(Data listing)
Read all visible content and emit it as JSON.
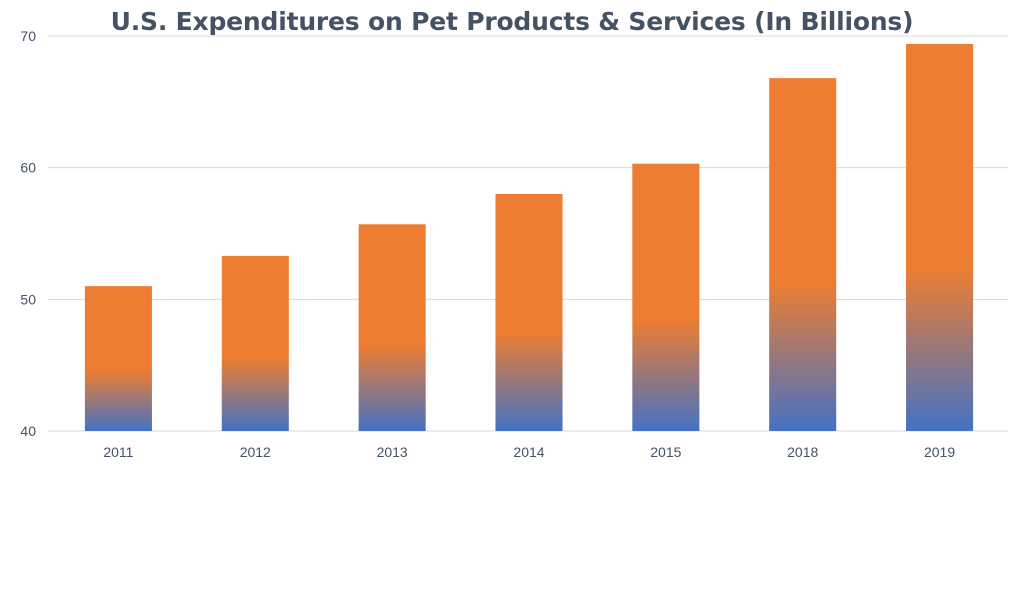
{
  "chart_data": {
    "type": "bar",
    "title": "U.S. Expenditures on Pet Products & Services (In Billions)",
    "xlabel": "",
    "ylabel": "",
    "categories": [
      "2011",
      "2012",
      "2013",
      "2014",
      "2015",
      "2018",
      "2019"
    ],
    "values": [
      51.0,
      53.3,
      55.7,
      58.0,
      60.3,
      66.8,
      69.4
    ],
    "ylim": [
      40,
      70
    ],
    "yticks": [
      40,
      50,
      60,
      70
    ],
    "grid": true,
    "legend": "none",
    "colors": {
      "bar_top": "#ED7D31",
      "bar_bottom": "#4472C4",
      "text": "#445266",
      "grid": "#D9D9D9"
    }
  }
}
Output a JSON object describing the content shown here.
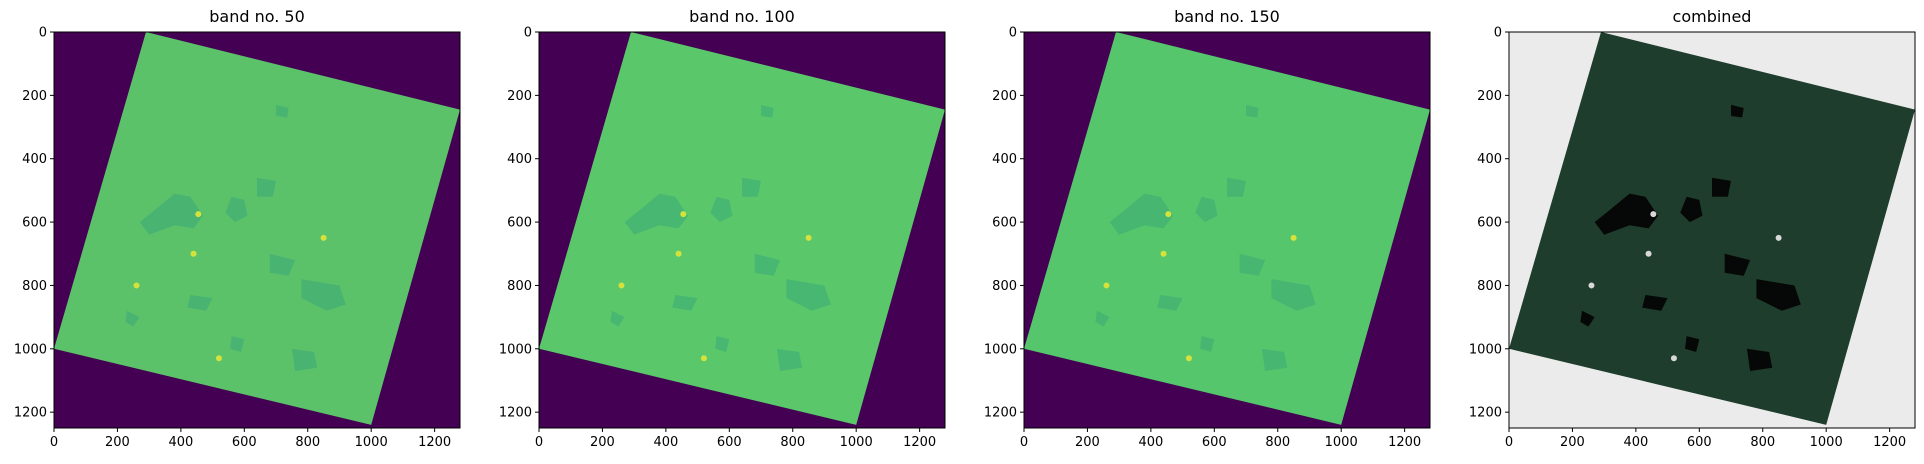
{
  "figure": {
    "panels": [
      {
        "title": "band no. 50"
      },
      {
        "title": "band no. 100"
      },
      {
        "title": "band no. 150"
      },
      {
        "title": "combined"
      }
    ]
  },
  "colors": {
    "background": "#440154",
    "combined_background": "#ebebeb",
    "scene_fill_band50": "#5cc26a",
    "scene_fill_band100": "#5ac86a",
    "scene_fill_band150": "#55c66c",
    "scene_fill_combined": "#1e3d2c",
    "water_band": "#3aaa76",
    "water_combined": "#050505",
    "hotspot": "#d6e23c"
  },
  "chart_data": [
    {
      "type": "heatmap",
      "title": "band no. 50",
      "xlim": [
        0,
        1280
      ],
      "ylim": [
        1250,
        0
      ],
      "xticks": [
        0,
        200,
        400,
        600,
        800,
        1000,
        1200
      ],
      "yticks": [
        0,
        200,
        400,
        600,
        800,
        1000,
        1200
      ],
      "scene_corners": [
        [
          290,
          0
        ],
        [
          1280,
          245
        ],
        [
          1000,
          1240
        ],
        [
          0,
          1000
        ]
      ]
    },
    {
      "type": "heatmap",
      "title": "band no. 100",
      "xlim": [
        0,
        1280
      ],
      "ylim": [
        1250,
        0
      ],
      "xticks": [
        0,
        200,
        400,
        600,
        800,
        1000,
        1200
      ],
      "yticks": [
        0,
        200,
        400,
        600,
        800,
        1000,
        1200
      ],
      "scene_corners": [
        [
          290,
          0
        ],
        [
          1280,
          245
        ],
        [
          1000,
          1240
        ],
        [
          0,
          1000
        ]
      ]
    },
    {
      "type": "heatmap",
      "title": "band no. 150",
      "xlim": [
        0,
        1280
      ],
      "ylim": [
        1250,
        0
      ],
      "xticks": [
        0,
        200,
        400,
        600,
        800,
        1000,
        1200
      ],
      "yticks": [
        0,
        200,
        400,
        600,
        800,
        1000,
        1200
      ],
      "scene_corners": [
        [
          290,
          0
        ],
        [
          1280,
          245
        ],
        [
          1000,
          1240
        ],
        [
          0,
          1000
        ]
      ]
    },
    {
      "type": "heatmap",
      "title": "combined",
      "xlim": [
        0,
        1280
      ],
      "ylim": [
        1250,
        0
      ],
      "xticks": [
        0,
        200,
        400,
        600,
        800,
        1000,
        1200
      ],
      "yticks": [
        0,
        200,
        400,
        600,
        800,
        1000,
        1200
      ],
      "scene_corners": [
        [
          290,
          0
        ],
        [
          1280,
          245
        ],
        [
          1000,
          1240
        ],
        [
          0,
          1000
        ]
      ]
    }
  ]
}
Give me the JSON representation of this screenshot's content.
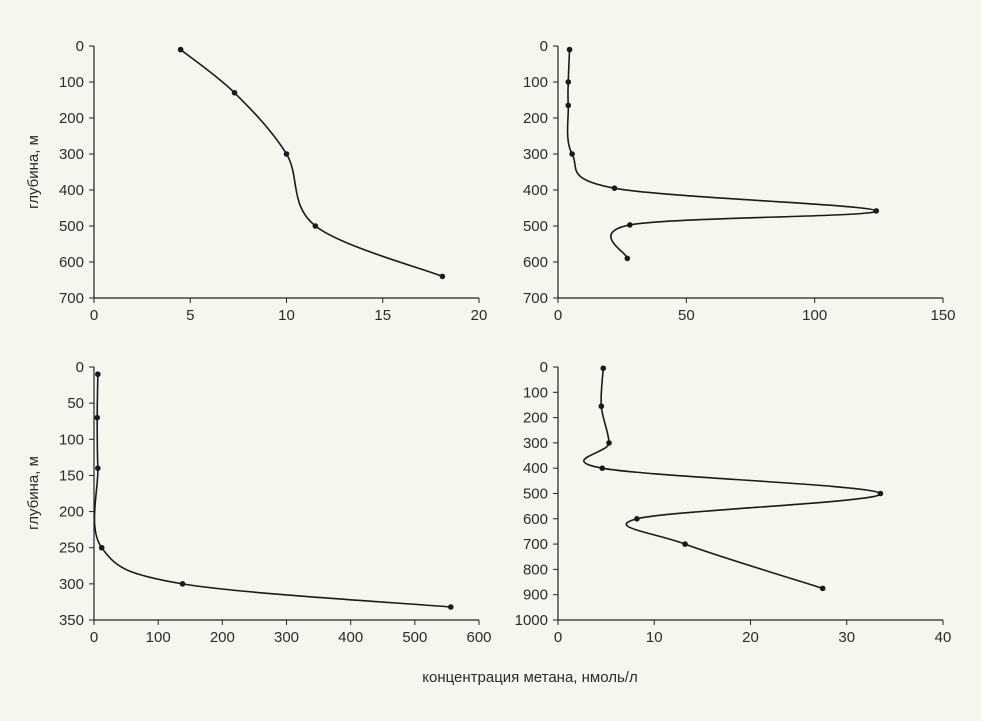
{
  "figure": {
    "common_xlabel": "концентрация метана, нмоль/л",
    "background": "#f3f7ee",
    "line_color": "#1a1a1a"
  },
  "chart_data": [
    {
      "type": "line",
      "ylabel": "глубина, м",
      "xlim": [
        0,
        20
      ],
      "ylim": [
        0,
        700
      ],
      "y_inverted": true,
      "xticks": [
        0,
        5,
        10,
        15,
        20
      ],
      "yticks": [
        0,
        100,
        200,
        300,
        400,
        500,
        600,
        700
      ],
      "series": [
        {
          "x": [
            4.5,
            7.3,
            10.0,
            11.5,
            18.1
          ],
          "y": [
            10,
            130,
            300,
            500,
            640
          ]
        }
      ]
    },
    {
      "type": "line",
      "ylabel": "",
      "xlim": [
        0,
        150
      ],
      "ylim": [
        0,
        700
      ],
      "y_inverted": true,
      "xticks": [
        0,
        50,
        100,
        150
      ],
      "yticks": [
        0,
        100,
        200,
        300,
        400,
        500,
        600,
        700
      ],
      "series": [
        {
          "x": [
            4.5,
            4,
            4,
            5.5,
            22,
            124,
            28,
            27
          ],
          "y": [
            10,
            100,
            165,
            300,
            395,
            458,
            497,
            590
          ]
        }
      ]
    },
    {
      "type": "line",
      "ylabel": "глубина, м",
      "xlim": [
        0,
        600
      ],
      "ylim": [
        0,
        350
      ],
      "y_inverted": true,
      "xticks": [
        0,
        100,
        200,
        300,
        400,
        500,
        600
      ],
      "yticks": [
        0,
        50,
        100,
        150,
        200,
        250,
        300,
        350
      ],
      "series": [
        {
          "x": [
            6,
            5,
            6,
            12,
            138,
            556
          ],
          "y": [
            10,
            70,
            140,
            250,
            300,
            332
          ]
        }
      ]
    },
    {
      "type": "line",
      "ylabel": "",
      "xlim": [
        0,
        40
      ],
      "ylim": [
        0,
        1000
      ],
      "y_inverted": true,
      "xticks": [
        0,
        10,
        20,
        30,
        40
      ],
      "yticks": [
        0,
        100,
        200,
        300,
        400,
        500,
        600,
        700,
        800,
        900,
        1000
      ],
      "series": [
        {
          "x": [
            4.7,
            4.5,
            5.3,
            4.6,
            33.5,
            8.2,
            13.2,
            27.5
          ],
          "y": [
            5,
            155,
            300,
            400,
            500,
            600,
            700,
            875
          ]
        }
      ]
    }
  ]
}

Objective: Output the data above without changes, apart from leaving out the pictures.

The reply:
Read all visible content and emit it as JSON.
{
  "chart_data": {
    "type": "bar",
    "title": "U.S. Expenditures on Pet Products & Services (In Billions)",
    "xlabel": "",
    "ylabel": "",
    "categories": [
      "2011",
      "2012",
      "2013",
      "2014",
      "2015",
      "2018",
      "2019"
    ],
    "values": [
      51.0,
      53.3,
      55.7,
      58.0,
      60.3,
      66.8,
      69.4
    ],
    "ylim": [
      40,
      70
    ],
    "yticks": [
      40,
      50,
      60,
      70
    ],
    "grid": true,
    "legend": "none",
    "colors": {
      "bar_top": "#ED7D31",
      "bar_bottom": "#4472C4",
      "text": "#445266",
      "grid": "#D9D9D9"
    }
  }
}
Output a JSON object describing the content shown here.
{
  "figure": {
    "panels": [
      {
        "title": "band no. 50"
      },
      {
        "title": "band no. 100"
      },
      {
        "title": "band no. 150"
      },
      {
        "title": "combined"
      }
    ]
  },
  "colors": {
    "background": "#440154",
    "combined_background": "#ebebeb",
    "scene_fill_band50": "#5cc26a",
    "scene_fill_band100": "#5ac86a",
    "scene_fill_band150": "#55c66c",
    "scene_fill_combined": "#1e3d2c",
    "water_band": "#3aaa76",
    "water_combined": "#050505",
    "hotspot": "#d6e23c"
  },
  "chart_data": [
    {
      "type": "heatmap",
      "title": "band no. 50",
      "xlim": [
        0,
        1280
      ],
      "ylim": [
        1250,
        0
      ],
      "xticks": [
        0,
        200,
        400,
        600,
        800,
        1000,
        1200
      ],
      "yticks": [
        0,
        200,
        400,
        600,
        800,
        1000,
        1200
      ],
      "scene_corners": [
        [
          290,
          0
        ],
        [
          1280,
          245
        ],
        [
          1000,
          1240
        ],
        [
          0,
          1000
        ]
      ]
    },
    {
      "type": "heatmap",
      "title": "band no. 100",
      "xlim": [
        0,
        1280
      ],
      "ylim": [
        1250,
        0
      ],
      "xticks": [
        0,
        200,
        400,
        600,
        800,
        1000,
        1200
      ],
      "yticks": [
        0,
        200,
        400,
        600,
        800,
        1000,
        1200
      ],
      "scene_corners": [
        [
          290,
          0
        ],
        [
          1280,
          245
        ],
        [
          1000,
          1240
        ],
        [
          0,
          1000
        ]
      ]
    },
    {
      "type": "heatmap",
      "title": "band no. 150",
      "xlim": [
        0,
        1280
      ],
      "ylim": [
        1250,
        0
      ],
      "xticks": [
        0,
        200,
        400,
        600,
        800,
        1000,
        1200
      ],
      "yticks": [
        0,
        200,
        400,
        600,
        800,
        1000,
        1200
      ],
      "scene_corners": [
        [
          290,
          0
        ],
        [
          1280,
          245
        ],
        [
          1000,
          1240
        ],
        [
          0,
          1000
        ]
      ]
    },
    {
      "type": "heatmap",
      "title": "combined",
      "xlim": [
        0,
        1280
      ],
      "ylim": [
        1250,
        0
      ],
      "xticks": [
        0,
        200,
        400,
        600,
        800,
        1000,
        1200
      ],
      "yticks": [
        0,
        200,
        400,
        600,
        800,
        1000,
        1200
      ],
      "scene_corners": [
        [
          290,
          0
        ],
        [
          1280,
          245
        ],
        [
          1000,
          1240
        ],
        [
          0,
          1000
        ]
      ]
    }
  ]
}
Give me the JSON representation of this screenshot's content.
{
  "figure": {
    "common_xlabel": "концентрация метана, нмоль/л",
    "background": "#f3f7ee",
    "line_color": "#1a1a1a"
  },
  "chart_data": [
    {
      "type": "line",
      "ylabel": "глубина, м",
      "xlim": [
        0,
        20
      ],
      "ylim": [
        0,
        700
      ],
      "y_inverted": true,
      "xticks": [
        0,
        5,
        10,
        15,
        20
      ],
      "yticks": [
        0,
        100,
        200,
        300,
        400,
        500,
        600,
        700
      ],
      "series": [
        {
          "x": [
            4.5,
            7.3,
            10.0,
            11.5,
            18.1
          ],
          "y": [
            10,
            130,
            300,
            500,
            640
          ]
        }
      ]
    },
    {
      "type": "line",
      "ylabel": "",
      "xlim": [
        0,
        150
      ],
      "ylim": [
        0,
        700
      ],
      "y_inverted": true,
      "xticks": [
        0,
        50,
        100,
        150
      ],
      "yticks": [
        0,
        100,
        200,
        300,
        400,
        500,
        600,
        700
      ],
      "series": [
        {
          "x": [
            4.5,
            4,
            4,
            5.5,
            22,
            124,
            28,
            27
          ],
          "y": [
            10,
            100,
            165,
            300,
            395,
            458,
            497,
            590
          ]
        }
      ]
    },
    {
      "type": "line",
      "ylabel": "глубина, м",
      "xlim": [
        0,
        600
      ],
      "ylim": [
        0,
        350
      ],
      "y_inverted": true,
      "xticks": [
        0,
        100,
        200,
        300,
        400,
        500,
        600
      ],
      "yticks": [
        0,
        50,
        100,
        150,
        200,
        250,
        300,
        350
      ],
      "series": [
        {
          "x": [
            6,
            5,
            6,
            12,
            138,
            556
          ],
          "y": [
            10,
            70,
            140,
            250,
            300,
            332
          ]
        }
      ]
    },
    {
      "type": "line",
      "ylabel": "",
      "xlim": [
        0,
        40
      ],
      "ylim": [
        0,
        1000
      ],
      "y_inverted": true,
      "xticks": [
        0,
        10,
        20,
        30,
        40
      ],
      "yticks": [
        0,
        100,
        200,
        300,
        400,
        500,
        600,
        700,
        800,
        900,
        1000
      ],
      "series": [
        {
          "x": [
            4.7,
            4.5,
            5.3,
            4.6,
            33.5,
            8.2,
            13.2,
            27.5
          ],
          "y": [
            5,
            155,
            300,
            400,
            500,
            600,
            700,
            875
          ]
        }
      ]
    }
  ]
}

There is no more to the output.